### Aim of the exercise
Count lines holding the word "武汉市武昌区调研考试". Only the number is wanted.

(Stored items)
★ ★ ★ ★ ★ ★ ★
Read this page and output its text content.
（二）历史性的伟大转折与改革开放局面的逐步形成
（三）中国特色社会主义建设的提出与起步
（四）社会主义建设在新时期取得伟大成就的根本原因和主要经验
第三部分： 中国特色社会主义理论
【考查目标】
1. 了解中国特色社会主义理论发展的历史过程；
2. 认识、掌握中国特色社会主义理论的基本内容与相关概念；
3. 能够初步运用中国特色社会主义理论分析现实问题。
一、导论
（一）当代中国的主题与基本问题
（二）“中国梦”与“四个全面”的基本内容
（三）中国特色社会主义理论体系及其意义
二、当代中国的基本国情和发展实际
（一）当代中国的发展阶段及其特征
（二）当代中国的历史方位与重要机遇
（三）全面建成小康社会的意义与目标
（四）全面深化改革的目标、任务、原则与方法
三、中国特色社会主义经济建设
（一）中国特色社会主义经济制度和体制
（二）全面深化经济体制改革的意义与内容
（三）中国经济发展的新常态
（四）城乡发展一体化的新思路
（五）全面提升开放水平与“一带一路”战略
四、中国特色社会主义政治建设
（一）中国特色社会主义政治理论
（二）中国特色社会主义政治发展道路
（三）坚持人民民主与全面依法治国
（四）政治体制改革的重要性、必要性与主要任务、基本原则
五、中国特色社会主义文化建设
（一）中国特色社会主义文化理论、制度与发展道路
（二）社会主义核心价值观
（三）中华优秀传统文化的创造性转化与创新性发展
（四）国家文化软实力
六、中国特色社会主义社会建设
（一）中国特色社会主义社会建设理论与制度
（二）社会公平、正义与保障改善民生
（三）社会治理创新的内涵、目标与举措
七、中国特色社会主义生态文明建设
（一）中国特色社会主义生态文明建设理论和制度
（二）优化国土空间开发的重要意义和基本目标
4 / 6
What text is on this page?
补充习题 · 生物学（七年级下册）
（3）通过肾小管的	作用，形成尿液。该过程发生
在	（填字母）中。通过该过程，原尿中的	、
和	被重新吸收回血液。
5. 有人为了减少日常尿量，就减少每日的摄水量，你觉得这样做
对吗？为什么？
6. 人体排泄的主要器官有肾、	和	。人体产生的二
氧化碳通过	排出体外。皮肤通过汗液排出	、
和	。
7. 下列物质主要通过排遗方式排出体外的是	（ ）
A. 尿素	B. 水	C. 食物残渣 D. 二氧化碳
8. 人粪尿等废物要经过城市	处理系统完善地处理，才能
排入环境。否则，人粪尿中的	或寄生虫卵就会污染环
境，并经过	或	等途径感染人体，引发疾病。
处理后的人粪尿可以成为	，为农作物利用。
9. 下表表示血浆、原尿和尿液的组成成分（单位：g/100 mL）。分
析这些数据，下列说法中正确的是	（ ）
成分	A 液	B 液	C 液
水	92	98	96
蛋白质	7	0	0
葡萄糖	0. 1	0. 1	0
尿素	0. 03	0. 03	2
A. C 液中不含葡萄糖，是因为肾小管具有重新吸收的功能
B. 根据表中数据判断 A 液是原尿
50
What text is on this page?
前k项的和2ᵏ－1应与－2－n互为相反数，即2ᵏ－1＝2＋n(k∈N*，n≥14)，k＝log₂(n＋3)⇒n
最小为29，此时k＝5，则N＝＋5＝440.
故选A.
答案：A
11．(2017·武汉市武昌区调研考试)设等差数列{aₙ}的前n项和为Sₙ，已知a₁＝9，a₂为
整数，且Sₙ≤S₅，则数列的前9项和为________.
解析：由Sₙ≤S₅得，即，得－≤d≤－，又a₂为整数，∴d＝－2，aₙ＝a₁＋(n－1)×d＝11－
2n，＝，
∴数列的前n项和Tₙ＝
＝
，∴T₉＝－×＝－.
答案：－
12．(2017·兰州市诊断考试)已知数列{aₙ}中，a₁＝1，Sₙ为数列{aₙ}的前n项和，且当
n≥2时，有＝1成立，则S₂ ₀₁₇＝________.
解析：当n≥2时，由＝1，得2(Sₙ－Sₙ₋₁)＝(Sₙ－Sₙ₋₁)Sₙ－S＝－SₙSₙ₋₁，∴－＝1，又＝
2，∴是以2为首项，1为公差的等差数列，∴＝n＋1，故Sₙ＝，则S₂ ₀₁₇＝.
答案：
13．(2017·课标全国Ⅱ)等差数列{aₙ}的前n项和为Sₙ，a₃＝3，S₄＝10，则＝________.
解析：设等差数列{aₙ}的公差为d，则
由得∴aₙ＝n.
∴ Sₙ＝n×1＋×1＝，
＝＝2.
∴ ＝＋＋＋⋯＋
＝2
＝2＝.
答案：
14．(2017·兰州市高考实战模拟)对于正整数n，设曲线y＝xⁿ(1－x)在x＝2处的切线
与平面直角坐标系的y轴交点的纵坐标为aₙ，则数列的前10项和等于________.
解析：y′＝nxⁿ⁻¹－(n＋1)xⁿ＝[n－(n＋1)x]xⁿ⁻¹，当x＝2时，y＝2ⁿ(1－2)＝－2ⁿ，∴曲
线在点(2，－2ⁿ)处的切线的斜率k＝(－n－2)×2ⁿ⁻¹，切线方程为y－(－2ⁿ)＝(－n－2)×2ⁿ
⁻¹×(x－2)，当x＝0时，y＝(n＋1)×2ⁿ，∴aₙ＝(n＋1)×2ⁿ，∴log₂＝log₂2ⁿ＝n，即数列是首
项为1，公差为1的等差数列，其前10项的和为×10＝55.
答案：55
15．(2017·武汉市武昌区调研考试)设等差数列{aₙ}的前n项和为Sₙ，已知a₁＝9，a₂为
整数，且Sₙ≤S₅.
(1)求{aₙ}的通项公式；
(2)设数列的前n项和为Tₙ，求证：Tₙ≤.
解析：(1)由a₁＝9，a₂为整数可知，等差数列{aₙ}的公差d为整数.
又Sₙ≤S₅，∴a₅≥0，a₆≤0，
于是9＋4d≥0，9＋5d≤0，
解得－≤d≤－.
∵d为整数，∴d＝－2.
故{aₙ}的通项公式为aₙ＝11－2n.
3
★ ★ ★ ★ ★ ★ ★
### Exercise solution
2